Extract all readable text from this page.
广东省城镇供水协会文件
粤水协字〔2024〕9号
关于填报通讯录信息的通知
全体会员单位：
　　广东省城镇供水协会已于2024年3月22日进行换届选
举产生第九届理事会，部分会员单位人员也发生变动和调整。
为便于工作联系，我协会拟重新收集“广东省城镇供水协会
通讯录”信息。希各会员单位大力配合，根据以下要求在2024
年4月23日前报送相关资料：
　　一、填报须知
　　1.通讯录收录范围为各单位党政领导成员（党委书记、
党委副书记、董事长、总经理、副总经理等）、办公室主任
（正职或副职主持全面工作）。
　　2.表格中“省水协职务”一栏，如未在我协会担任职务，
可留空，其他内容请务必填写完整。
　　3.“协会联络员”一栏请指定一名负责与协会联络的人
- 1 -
—————
▶ [DIRECTIONS FOR THIS TASK]
Copy every line exactly. Leave nothing out.

▶ [RESULT]
Extract all readable text from this page.
广东省城镇供水协会文件
粤水协字〔2024〕9号
关于填报通讯录信息的通知
全体会员单位：
　　广东省城镇供水协会已于2024年3月22日进行换届选
举产生第九届理事会，部分会员单位人员也发生变动和调整。
为便于工作联系，我协会拟重新收集“广东省城镇供水协会
通讯录”信息。希各会员单位大力配合，根据以下要求在2024
年4月23日前报送相关资料：
　　一、填报须知
　　1.通讯录收录范围为各单位党政领导成员（党委书记、
党委副书记、董事长、总经理、副总经理等）、办公室主任
（正职或副职主持全面工作）。
　　2.表格中“省水协职务”一栏，如未在我协会担任职务，
可留空，其他内容请务必填写完整。
　　3.“协会联络员”一栏请指定一名负责与协会联络的人
- 1 -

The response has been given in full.